BRIEF | Lines that hold the word "行政处罚流程" should be located and copied.

:: DATA PROVIDED ::

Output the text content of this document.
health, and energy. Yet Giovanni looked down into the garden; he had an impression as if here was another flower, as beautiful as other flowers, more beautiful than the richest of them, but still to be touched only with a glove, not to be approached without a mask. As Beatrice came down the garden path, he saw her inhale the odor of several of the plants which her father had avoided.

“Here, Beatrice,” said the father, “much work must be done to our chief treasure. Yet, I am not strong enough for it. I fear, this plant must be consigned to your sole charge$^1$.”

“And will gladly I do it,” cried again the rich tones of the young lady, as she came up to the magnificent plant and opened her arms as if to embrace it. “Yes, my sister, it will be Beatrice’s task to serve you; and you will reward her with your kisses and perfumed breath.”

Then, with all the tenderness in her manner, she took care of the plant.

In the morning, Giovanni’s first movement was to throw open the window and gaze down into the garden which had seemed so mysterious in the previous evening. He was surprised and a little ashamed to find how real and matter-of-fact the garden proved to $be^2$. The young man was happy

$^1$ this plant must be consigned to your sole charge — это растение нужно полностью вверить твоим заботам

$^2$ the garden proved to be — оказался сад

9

:::
:: DATA PROVIDED ::

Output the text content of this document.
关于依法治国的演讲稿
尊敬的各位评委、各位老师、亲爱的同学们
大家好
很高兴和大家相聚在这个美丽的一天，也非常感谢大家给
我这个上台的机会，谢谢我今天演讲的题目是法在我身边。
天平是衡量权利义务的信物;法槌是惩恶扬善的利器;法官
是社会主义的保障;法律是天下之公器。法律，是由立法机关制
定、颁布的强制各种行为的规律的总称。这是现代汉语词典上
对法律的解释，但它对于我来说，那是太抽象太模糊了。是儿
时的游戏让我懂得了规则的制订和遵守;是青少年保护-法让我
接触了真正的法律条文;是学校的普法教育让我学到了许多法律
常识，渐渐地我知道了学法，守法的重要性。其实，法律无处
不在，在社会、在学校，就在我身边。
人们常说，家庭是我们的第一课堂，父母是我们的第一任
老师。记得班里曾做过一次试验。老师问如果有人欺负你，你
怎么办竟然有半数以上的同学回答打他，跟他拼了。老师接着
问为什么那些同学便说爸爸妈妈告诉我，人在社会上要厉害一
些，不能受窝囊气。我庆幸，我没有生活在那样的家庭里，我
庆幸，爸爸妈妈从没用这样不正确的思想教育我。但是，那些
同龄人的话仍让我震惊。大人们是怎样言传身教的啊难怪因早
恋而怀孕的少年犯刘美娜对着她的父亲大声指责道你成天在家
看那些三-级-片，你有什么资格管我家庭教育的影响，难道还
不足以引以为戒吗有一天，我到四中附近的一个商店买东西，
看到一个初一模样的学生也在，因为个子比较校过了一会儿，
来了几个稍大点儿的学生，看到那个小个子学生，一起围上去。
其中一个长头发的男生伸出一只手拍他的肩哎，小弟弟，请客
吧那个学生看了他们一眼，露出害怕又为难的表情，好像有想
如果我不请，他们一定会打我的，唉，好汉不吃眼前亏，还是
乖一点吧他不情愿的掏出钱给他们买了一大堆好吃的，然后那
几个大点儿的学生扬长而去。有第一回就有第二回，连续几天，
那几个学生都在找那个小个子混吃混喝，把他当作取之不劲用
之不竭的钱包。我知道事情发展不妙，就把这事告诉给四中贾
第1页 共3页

:::
:: DATA PROVIDED ::

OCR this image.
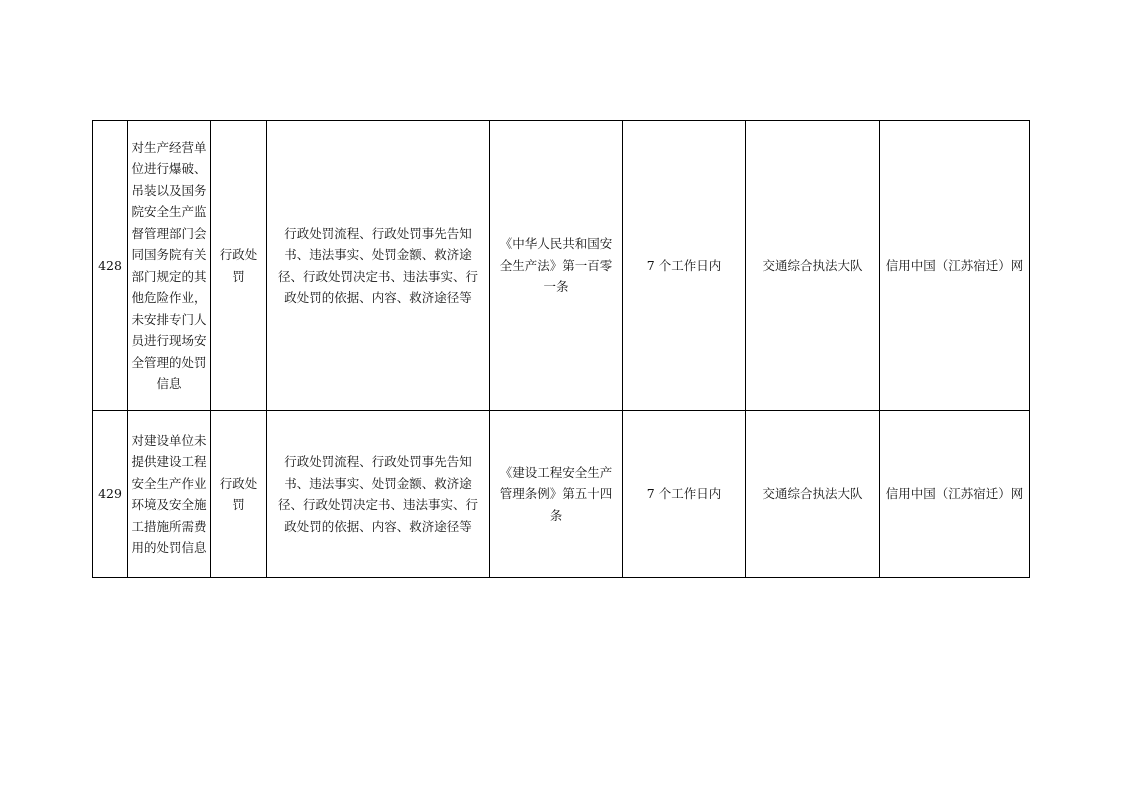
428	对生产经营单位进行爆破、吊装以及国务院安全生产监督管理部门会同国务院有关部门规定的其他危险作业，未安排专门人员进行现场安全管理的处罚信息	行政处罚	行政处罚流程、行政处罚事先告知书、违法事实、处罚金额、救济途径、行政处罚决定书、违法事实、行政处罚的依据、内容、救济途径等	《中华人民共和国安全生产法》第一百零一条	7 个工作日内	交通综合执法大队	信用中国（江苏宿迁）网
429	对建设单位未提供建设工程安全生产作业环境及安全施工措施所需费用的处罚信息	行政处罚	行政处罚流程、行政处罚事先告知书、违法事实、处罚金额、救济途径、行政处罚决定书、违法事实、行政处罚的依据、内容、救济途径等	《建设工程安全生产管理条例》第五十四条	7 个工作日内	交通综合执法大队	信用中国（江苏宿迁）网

:::

CORRECT OUTPUT |
428	对生产经营单位进行爆破、吊装以及国务院安全生产监督管理部门会同国务院有关部门规定的其他危险作业，未安排专门人员进行现场安全管理的处罚信息	行政处罚	行政处罚流程、行政处罚事先告知书、违法事实、处罚金额、救济途径、行政处罚决定书、违法事实、行政处罚的依据、内容、救济途径等	《中华人民共和国安全生产法》第一百零一条	7 个工作日内	交通综合执法大队	信用中国（江苏宿迁）网
429	对建设单位未提供建设工程安全生产作业环境及安全施工措施所需费用的处罚信息	行政处罚	行政处罚流程、行政处罚事先告知书、违法事实、处罚金额、救济途径、行政处罚决定书、违法事实、行政处罚的依据、内容、救济途径等	《建设工程安全生产管理条例》第五十四条	7 个工作日内	交通综合执法大队	信用中国（江苏宿迁）网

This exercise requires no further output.